**EXTRACT**

So, understood in either sense, then, “agony is intrinsically bad” fails as an objective moral claim. It’s either a non-moral tautology, or a false (and non-objective) moral claim.

The Problem of Intuitionism

 
In the last section, we saw that under either interpretation of the proposition “agony is intrinsically bad,” we were left looking for some sort of moral code or system. Instead, Steven advocates something akin to what the utilitarian R.M. Hare described as “pluralistic intuitionism”: namely, belief in “a plurality of moral principles, each established by intuition, and not related to one another in an ordered structure, but only weighed relatively to each other (also by intuition) when they conflict.” There are several problems with this pluralistic intuitionism.

First, it’s not an objective moral code. Intuitions differ. Steven takes it as self-evident that “Racism, animal cruelty, human trafficking, all of these things are bad.” For centuries, Europeans and white Americans assumed the opposite, at least about racism. As the Supreme Court noted in the notorious Dred Scott v. Sandford case:

"They [racist colonial laws] show that a perpetual and impassable barrier was intended to be erected between the white race and the one which they had reduced to slavery, and governed as subjects with absolute and despotic power, and which they then looked upon as so far below them in the scale of created beings, that intermarriages between white persons and negroes or mulattoes were regarded as unnatural and immoral, and punished as crimes, not only in the parties, but in the person who joined them in marriage. And no distinction in this respect was made between the free negro or mulatto and the slave, but this stigma, of the deepest degradation, was fixed upon the whole race."

So the ordinary American today views racial equality as self-evident and racism as a morally intuitive evil. The ordinary (white) American of yesteryear viewed racial inequality as self-evident, believing it immoral to treat black and white people as equals. Upon what basis can we say that their moral intuition and judgment was wrong? Our own intuition? Or something more substantive?

Second, pluralistic intuitionism provides no basis for rational moral decision-making. Russ Shafer-Landau, as Steven notes, says, “It seems to me self-evident that, other things equal, it is wrong to take pleasure in another’s pain,” etc. In saying that it “seems to me” self-evident, Shafer-Landau seems to be conceding the subjectivity of intuitionism. But in saying “other things equal,” Shafer-Landau is revealing a second problem: what do we do when we have a clash of values?

**REQUIRED TASK 1**
Reproduce word for word the passage on moral intuitionism from "So the ordinary" to "something more substantive?".
**REQUIRED TASK 2**
Extend the passage on moral intuitionism, picking up right after its final sentence.

**DATA RECORDS**
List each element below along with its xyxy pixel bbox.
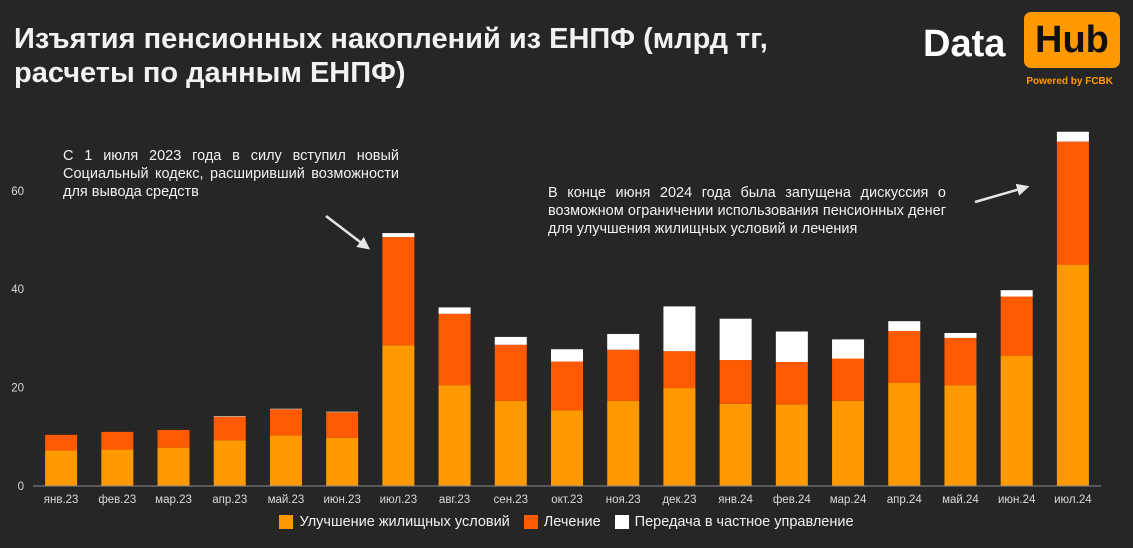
bar-housing-ноя.23 (607, 400, 640, 486)
bar-private-management-янв.24 (719, 318, 752, 361)
x-tick-label: янв.24 (718, 494, 753, 506)
bar-housing-авг.23 (438, 385, 471, 486)
bar-treatment-янв.24 (719, 360, 752, 404)
bar-housing-фев.24 (775, 404, 808, 486)
bar-treatment-апр.24 (888, 331, 921, 383)
y-tick-label: 40 (11, 284, 24, 296)
legend-label-housing: Улучшение жилищных условий (299, 514, 510, 530)
legend-label-private-management: Передача в частное управление (634, 514, 854, 530)
bar-private-management-окт.23 (551, 349, 583, 362)
bar-housing-июл.24 (1056, 264, 1089, 486)
y-tick-label: 20 (11, 383, 24, 395)
bar-private-management-июн.24 (1000, 290, 1033, 297)
logo-word-data: Data (923, 23, 1006, 65)
x-tick-label: май.24 (942, 494, 979, 506)
datahub-logo: Data Hub Powered by FCBK (923, 10, 1120, 90)
bar-housing-мар.24 (832, 400, 865, 486)
bar-treatment-июл.24 (1056, 141, 1089, 265)
x-tick-label: июн.24 (998, 494, 1036, 506)
bar-private-management-мар.24 (832, 339, 865, 359)
bar-treatment-ноя.23 (607, 349, 640, 401)
legend-item-treatment: Лечение (523, 514, 601, 530)
chart-legend: Улучшение жилищных условий Лечение Перед… (0, 514, 1133, 530)
bar-housing-май.23 (269, 435, 302, 486)
bar-housing-июн.23 (326, 437, 359, 486)
x-tick-label: сен.23 (494, 494, 528, 506)
bar-housing-янв.23 (45, 450, 78, 486)
legend-swatch-housing (279, 515, 294, 529)
annotation-restriction-discussion: В конце июня 2024 года была запущена дис… (548, 185, 946, 237)
bar-treatment-дек.23 (663, 351, 696, 389)
bar-private-management-дек.23 (663, 306, 696, 352)
bar-treatment-июл.23 (382, 237, 415, 346)
chart-title: Изъятия пенсионных накоплений из ЕНПФ (м… (14, 23, 768, 89)
bar-housing-янв.24 (719, 403, 752, 486)
bar-housing-окт.23 (551, 410, 583, 486)
legend-item-private-management: Передача в частное управление (614, 514, 854, 530)
bar-housing-июн.24 (1000, 355, 1033, 486)
legend-item-housing: Улучшение жилищных условий (279, 514, 510, 530)
y-tick-label: 0 (18, 481, 24, 493)
logo-word-hub: Hub (1024, 12, 1120, 68)
bar-private-management-июл.23 (382, 233, 415, 238)
annotation-social-code: С 1 июля 2023 года в силу вступил новый … (63, 148, 399, 200)
legend-swatch-private-management (614, 515, 629, 529)
x-tick-label: фев.24 (773, 494, 812, 506)
y-tick-label: 60 (11, 186, 24, 198)
bar-treatment-авг.23 (438, 313, 471, 386)
bar-private-management-фев.24 (775, 331, 808, 363)
bar-housing-май.24 (944, 385, 977, 486)
bar-housing-июл.23 (382, 345, 415, 486)
x-tick-label: июл.24 (1054, 494, 1092, 506)
bar-housing-фев.23 (101, 449, 134, 486)
x-tick-label: июл.23 (380, 494, 418, 506)
bar-private-management-авг.23 (438, 307, 471, 314)
x-tick-label: май.23 (268, 494, 305, 506)
x-tick-label: апр.24 (887, 494, 923, 506)
bar-housing-дек.23 (663, 388, 696, 486)
bar-private-management-сен.23 (494, 336, 527, 345)
bar-treatment-июн.24 (1000, 296, 1033, 356)
annotation-arrow-july-2023 (325, 215, 370, 250)
bar-housing-апр.23 (213, 440, 246, 486)
bar-housing-апр.24 (888, 382, 921, 486)
bar-private-management-июл.24 (1056, 131, 1089, 142)
bar-treatment-фев.24 (775, 362, 808, 405)
bar-housing-мар.23 (157, 447, 190, 486)
bar-treatment-апр.23 (213, 416, 246, 441)
logo-tagline: Powered by FCBK (1026, 76, 1113, 87)
bar-treatment-май.23 (269, 409, 302, 436)
bar-treatment-окт.23 (551, 361, 583, 411)
legend-label-treatment: Лечение (543, 514, 601, 530)
bar-treatment-июн.23 (326, 412, 359, 438)
legend-swatch-treatment (523, 515, 538, 529)
x-tick-label: ноя.23 (606, 494, 641, 506)
x-tick-label: мар.24 (830, 494, 867, 506)
bar-housing-сен.23 (494, 400, 527, 486)
annotation-arrow-july-2024 (974, 183, 1030, 204)
x-tick-label: мар.23 (155, 494, 192, 506)
bar-private-management-апр.24 (888, 321, 921, 332)
x-tick-label: фев.23 (98, 494, 136, 506)
bar-treatment-мар.24 (832, 358, 865, 401)
bar-treatment-сен.23 (494, 344, 527, 401)
x-tick-label: окт.23 (551, 494, 583, 506)
x-tick-label: авг.23 (439, 494, 470, 506)
bar-private-management-май.24 (944, 332, 977, 338)
x-tick-label: янв.23 (44, 494, 79, 506)
x-tick-label: июн.23 (323, 494, 360, 506)
x-tick-label: дек.23 (662, 494, 696, 506)
bar-treatment-май.24 (944, 337, 977, 386)
x-tick-label: апр.23 (212, 494, 247, 506)
bar-treatment-мар.23 (157, 429, 190, 448)
bar-treatment-фев.23 (101, 431, 134, 450)
bar-treatment-янв.23 (45, 434, 78, 451)
bar-private-management-ноя.23 (607, 333, 640, 350)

**EXPECTED OUTPUT 1**
So the ordinary American today views racial equality as self-evident and racism as a morally intuitive evil. The ordinary (white) American of yesteryear viewed racial inequality as self-evident, believing it immoral to treat black and white people as equals. Upon what basis can we say that their moral intuition and judgment was wrong? Our own intuition? Or something more substantive?

**EXPECTED OUTPUT 2**
Moral reasoning is simple when all other things are equal. What makes it so vexing is that this is rarely the case. Often, moral reasoning involves apparently-competing values, like justice v. mercy, private property v. equitable distribution of goods, etc. If your moral code is a hodgepodge of unsorted feelings, you have no tools other than gut feeling to decide these questions. As Hare said, these values are “only weighed relatively to each other (also by intuition) when they conflict.”

Third, all forms of intuitionism point to (and rely upon) God. Mind you, I don’t doubt that moral intuitions exist. But as we’ve seen, they’re incoherent without reference to God. If these really are objective and binding laws of human behavior, where is the law-giver? Given that these laws exist, why do they exist? Steven quotes Erik Wielenberg, who treats these laws as an effect without a cause:

"Such facts are the foundation of (the rest of) objective morality and rest on no foundation themselves. To ask of such facts, “where do they come from?” or “on what foundation do they rest?” is misguided in much the way that, according to many theists, it is misguided to ask of God, “where does He come from?” or “on what foundation does He rest”? The answer is the same in both cases: They come from nowhere, and nothing external to themselves grounds their existence; rather, they are fundamental features of the universe that ground other truths."

This is not an answer. It’s a shrug of the shoulders and a “Just because.”

That's not the case in the Christian answer that God is uncaused. We argue that God must exist, since you cannot just have an infinite series of conditional and created beings. For example, St. Thomas Aquinas’ Third Way proves the existence of a Being (who we call God) who must exist necessarily, and who relies only upon Himself for His Being. Without Him, there couldn’t be a universe. We don’t assumethat God must exist: we show that He must.

Further, this conclusion makes sense. After all, God is Subsistent Being (ipsum esse subsistens). Being could no more not-be than non-being could be. Asking who caused the Uncaused Cause is contradictory, and it makes sense to say that a necessarily-existing Being necessarily exists.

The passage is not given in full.